**THE PROBLEM**
Give only the number of lines in the data that contain the word "name".

___ EXERCISE INPUTS ___

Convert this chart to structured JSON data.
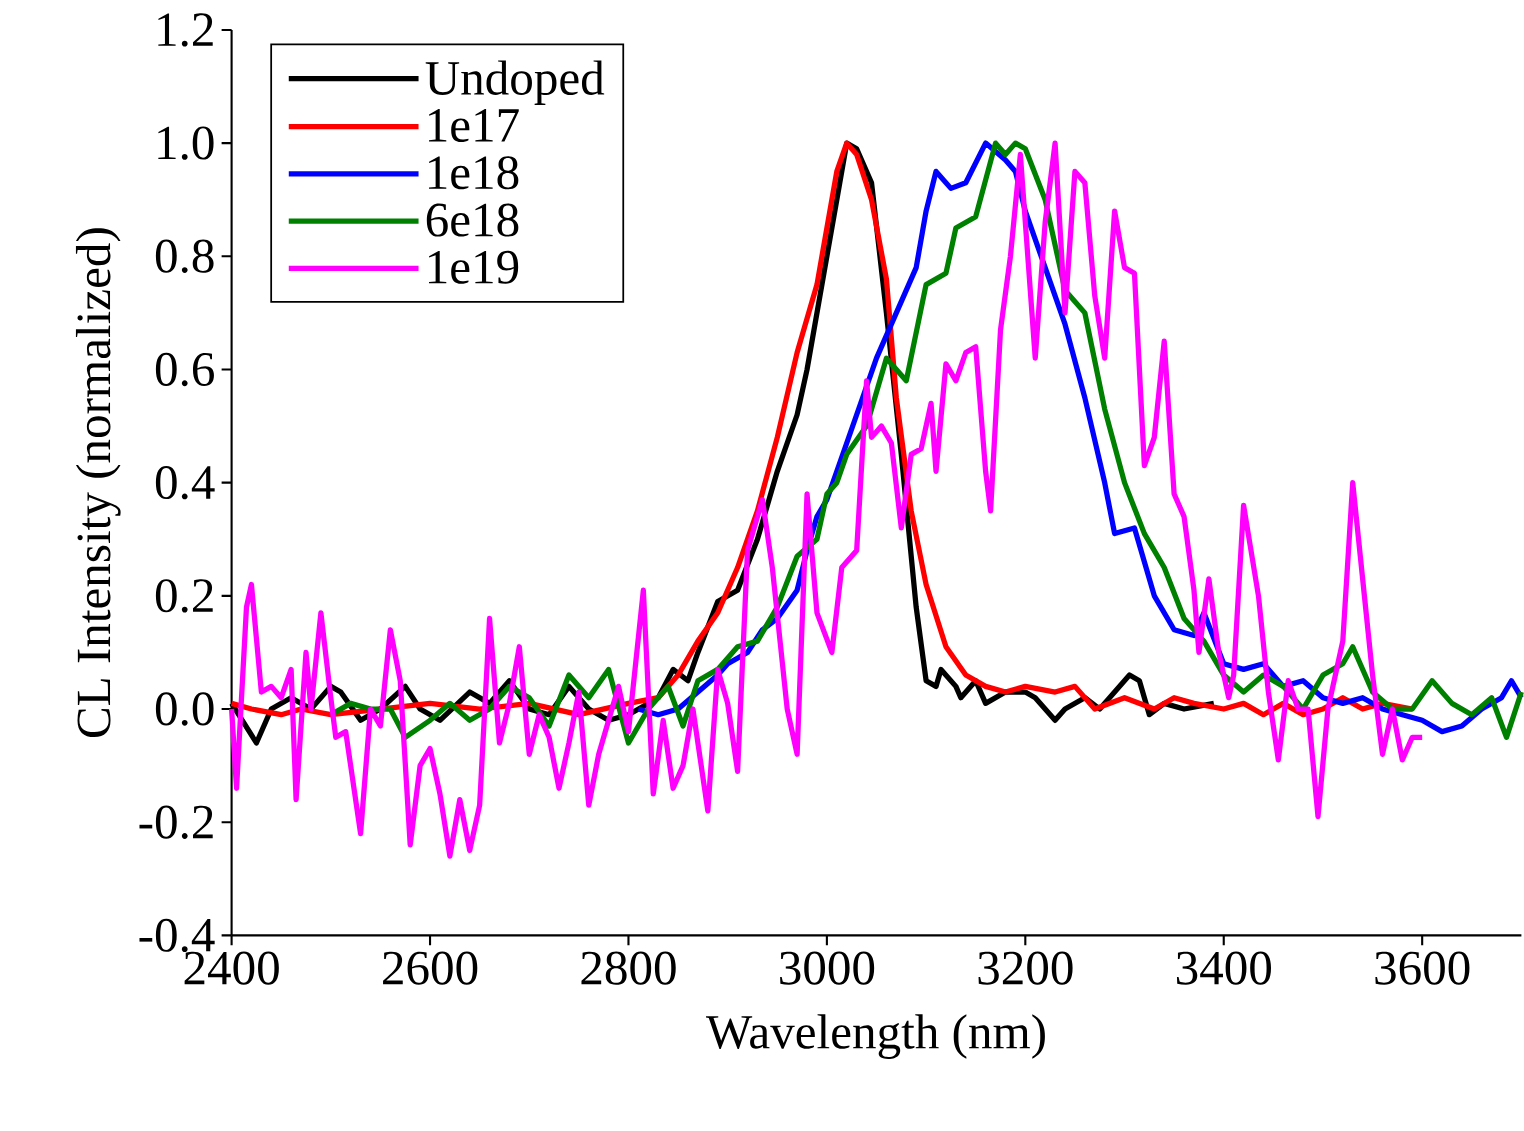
{
  "chart_data": {
    "type": "line",
    "xlabel": "Wavelength (nm)",
    "ylabel": "CL Intensity (normalized)",
    "xlim": [
      2400,
      3700
    ],
    "xticks": [
      2400,
      2600,
      2800,
      3000,
      3200,
      3400,
      3600
    ],
    "ylim": [
      -0.4,
      1.2
    ],
    "yticks": [
      {
        "value": -0.4,
        "label": "-0.4"
      },
      {
        "value": -0.2,
        "label": "-0.2"
      },
      {
        "value": 0,
        "label": "0.0"
      },
      {
        "value": 0.2,
        "label": "0.2"
      },
      {
        "value": 0.4,
        "label": "0.4"
      },
      {
        "value": 0.6,
        "label": "0.6"
      },
      {
        "value": 0.8,
        "label": "0.8"
      },
      {
        "value": 1.0,
        "label": "1.0"
      },
      {
        "value": 1.2,
        "label": "1.2"
      }
    ],
    "legend": "top left",
    "grid": false,
    "marker": "none",
    "line_style": "solid",
    "series": [
      {
        "name": "Undoped",
        "color": "#000000",
        "x": [
          2400,
          2425,
          2440,
          2460,
          2480,
          2500,
          2510,
          2530,
          2550,
          2575,
          2590,
          2610,
          2640,
          2660,
          2680,
          2700,
          2720,
          2740,
          2760,
          2780,
          2800,
          2830,
          2845,
          2860,
          2870,
          2890,
          2910,
          2930,
          2950,
          2970,
          2980,
          3000,
          3010,
          3020,
          3030,
          3045,
          3060,
          3075,
          3090,
          3100,
          3110,
          3115,
          3130,
          3135,
          3150,
          3160,
          3180,
          3200,
          3210,
          3230,
          3240,
          3260,
          3275,
          3290,
          3305,
          3315,
          3325,
          3340,
          3360,
          3390
        ],
        "values": [
          0.01,
          -0.06,
          0.0,
          0.02,
          0.0,
          0.04,
          0.03,
          -0.02,
          0.0,
          0.04,
          0.0,
          -0.02,
          0.03,
          0.01,
          0.05,
          0.0,
          -0.01,
          0.04,
          0.0,
          -0.02,
          -0.01,
          0.02,
          0.07,
          0.05,
          0.1,
          0.19,
          0.21,
          0.3,
          0.42,
          0.52,
          0.6,
          0.8,
          0.9,
          1.0,
          0.99,
          0.93,
          0.7,
          0.45,
          0.18,
          0.05,
          0.04,
          0.07,
          0.04,
          0.02,
          0.05,
          0.01,
          0.03,
          0.03,
          0.02,
          -0.02,
          0.0,
          0.02,
          0.0,
          0.03,
          0.06,
          0.05,
          -0.01,
          0.01,
          0.0,
          0.01
        ]
      },
      {
        "name": "1e17",
        "color": "#ff0000",
        "x": [
          2400,
          2420,
          2450,
          2470,
          2500,
          2550,
          2600,
          2650,
          2700,
          2750,
          2800,
          2830,
          2850,
          2870,
          2890,
          2910,
          2930,
          2950,
          2970,
          2990,
          3000,
          3010,
          3020,
          3030,
          3045,
          3060,
          3070,
          3085,
          3100,
          3120,
          3140,
          3160,
          3180,
          3200,
          3230,
          3250,
          3270,
          3300,
          3330,
          3350,
          3370,
          3400,
          3420,
          3440,
          3460,
          3480,
          3500,
          3520,
          3540,
          3560,
          3590
        ],
        "values": [
          0.01,
          0.0,
          -0.01,
          0.0,
          -0.01,
          0.0,
          0.01,
          0.0,
          0.01,
          -0.01,
          0.01,
          0.02,
          0.06,
          0.12,
          0.17,
          0.25,
          0.35,
          0.48,
          0.63,
          0.75,
          0.85,
          0.95,
          1.0,
          0.98,
          0.9,
          0.76,
          0.55,
          0.35,
          0.22,
          0.11,
          0.06,
          0.04,
          0.03,
          0.04,
          0.03,
          0.04,
          0.0,
          0.02,
          0.0,
          0.02,
          0.01,
          0.0,
          0.01,
          -0.01,
          0.01,
          -0.01,
          0.0,
          0.02,
          0.0,
          0.01,
          0.0
        ]
      },
      {
        "name": "1e18",
        "color": "#0000ff",
        "x": [
          2810,
          2830,
          2850,
          2870,
          2890,
          2900,
          2920,
          2935,
          2950,
          2970,
          2980,
          2990,
          3000,
          3010,
          3030,
          3050,
          3070,
          3090,
          3100,
          3110,
          3125,
          3140,
          3160,
          3180,
          3190,
          3200,
          3220,
          3240,
          3260,
          3280,
          3290,
          3310,
          3330,
          3350,
          3370,
          3380,
          3400,
          3420,
          3440,
          3460,
          3480,
          3500,
          3520,
          3540,
          3560,
          3580,
          3600,
          3620,
          3640,
          3660,
          3680,
          3690,
          3700
        ],
        "values": [
          0.0,
          -0.01,
          0.0,
          0.03,
          0.06,
          0.08,
          0.1,
          0.14,
          0.16,
          0.21,
          0.28,
          0.34,
          0.37,
          0.42,
          0.52,
          0.62,
          0.7,
          0.78,
          0.88,
          0.95,
          0.92,
          0.93,
          1.0,
          0.97,
          0.95,
          0.88,
          0.78,
          0.68,
          0.55,
          0.4,
          0.31,
          0.32,
          0.2,
          0.14,
          0.13,
          0.17,
          0.08,
          0.07,
          0.08,
          0.04,
          0.05,
          0.02,
          0.01,
          0.02,
          0.0,
          -0.01,
          -0.02,
          -0.04,
          -0.03,
          0.0,
          0.02,
          0.05,
          0.02
        ]
      },
      {
        "name": "6e18",
        "color": "#008000",
        "x": [
          2500,
          2520,
          2540,
          2560,
          2575,
          2600,
          2620,
          2640,
          2660,
          2680,
          2700,
          2720,
          2740,
          2760,
          2780,
          2800,
          2820,
          2840,
          2855,
          2870,
          2890,
          2910,
          2930,
          2950,
          2970,
          2990,
          3000,
          3010,
          3020,
          3040,
          3060,
          3080,
          3100,
          3120,
          3130,
          3150,
          3170,
          3180,
          3190,
          3200,
          3220,
          3240,
          3260,
          3280,
          3300,
          3320,
          3340,
          3360,
          3380,
          3400,
          3420,
          3440,
          3460,
          3480,
          3500,
          3520,
          3530,
          3550,
          3570,
          3590,
          3610,
          3630,
          3650,
          3670,
          3685,
          3700
        ],
        "values": [
          -0.01,
          0.01,
          0.0,
          0.0,
          -0.05,
          -0.02,
          0.01,
          -0.02,
          0.0,
          0.04,
          0.02,
          -0.03,
          0.06,
          0.02,
          0.07,
          -0.06,
          0.0,
          0.04,
          -0.03,
          0.05,
          0.07,
          0.11,
          0.12,
          0.18,
          0.27,
          0.3,
          0.38,
          0.4,
          0.45,
          0.5,
          0.62,
          0.58,
          0.75,
          0.77,
          0.85,
          0.87,
          1.0,
          0.98,
          1.0,
          0.99,
          0.9,
          0.74,
          0.7,
          0.53,
          0.4,
          0.31,
          0.25,
          0.16,
          0.12,
          0.06,
          0.03,
          0.06,
          0.04,
          0.0,
          0.06,
          0.08,
          0.11,
          0.03,
          0.0,
          0.0,
          0.05,
          0.01,
          -0.01,
          0.02,
          -0.05,
          0.03
        ]
      },
      {
        "name": "1e19",
        "color": "#ff00ff",
        "x": [
          2400,
          2405,
          2415,
          2420,
          2430,
          2440,
          2450,
          2460,
          2465,
          2475,
          2480,
          2490,
          2500,
          2505,
          2515,
          2530,
          2540,
          2550,
          2560,
          2570,
          2580,
          2590,
          2600,
          2610,
          2620,
          2630,
          2640,
          2650,
          2660,
          2670,
          2680,
          2690,
          2700,
          2710,
          2720,
          2730,
          2740,
          2750,
          2760,
          2770,
          2790,
          2800,
          2815,
          2825,
          2835,
          2845,
          2855,
          2865,
          2880,
          2890,
          2900,
          2910,
          2920,
          2935,
          2945,
          2960,
          2970,
          2980,
          2990,
          3005,
          3015,
          3030,
          3040,
          3045,
          3055,
          3065,
          3075,
          3085,
          3095,
          3105,
          3110,
          3120,
          3130,
          3140,
          3150,
          3160,
          3165,
          3175,
          3185,
          3195,
          3210,
          3220,
          3230,
          3240,
          3250,
          3260,
          3270,
          3280,
          3290,
          3300,
          3310,
          3320,
          3330,
          3340,
          3350,
          3360,
          3370,
          3375,
          3385,
          3395,
          3405,
          3410,
          3420,
          3435,
          3445,
          3455,
          3465,
          3475,
          3485,
          3495,
          3505,
          3520,
          3530,
          3540,
          3550,
          3560,
          3570,
          3580,
          3590,
          3600
        ],
        "values": [
          0.0,
          -0.14,
          0.18,
          0.22,
          0.03,
          0.04,
          0.02,
          0.07,
          -0.16,
          0.1,
          0.0,
          0.17,
          0.02,
          -0.05,
          -0.04,
          -0.22,
          0.0,
          -0.03,
          0.14,
          0.05,
          -0.24,
          -0.1,
          -0.07,
          -0.15,
          -0.26,
          -0.16,
          -0.25,
          -0.17,
          0.16,
          -0.06,
          0.01,
          0.11,
          -0.08,
          -0.01,
          -0.05,
          -0.14,
          -0.06,
          0.03,
          -0.17,
          -0.08,
          0.04,
          -0.04,
          0.21,
          -0.15,
          -0.02,
          -0.14,
          -0.1,
          0.0,
          -0.18,
          0.07,
          0.01,
          -0.11,
          0.28,
          0.37,
          0.25,
          0.0,
          -0.08,
          0.38,
          0.17,
          0.1,
          0.25,
          0.28,
          0.58,
          0.48,
          0.5,
          0.47,
          0.32,
          0.45,
          0.46,
          0.54,
          0.42,
          0.61,
          0.58,
          0.63,
          0.64,
          0.42,
          0.35,
          0.67,
          0.8,
          0.98,
          0.62,
          0.86,
          1.0,
          0.7,
          0.95,
          0.93,
          0.73,
          0.62,
          0.88,
          0.78,
          0.77,
          0.43,
          0.48,
          0.65,
          0.38,
          0.34,
          0.21,
          0.1,
          0.23,
          0.1,
          0.02,
          0.06,
          0.36,
          0.2,
          0.03,
          -0.09,
          0.05,
          0.0,
          0.0,
          -0.19,
          0.0,
          0.12,
          0.4,
          0.23,
          0.06,
          -0.08,
          0.0,
          -0.09,
          -0.05,
          -0.05
        ]
      }
    ]
  }
}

___

**TASK OUTPUT**
5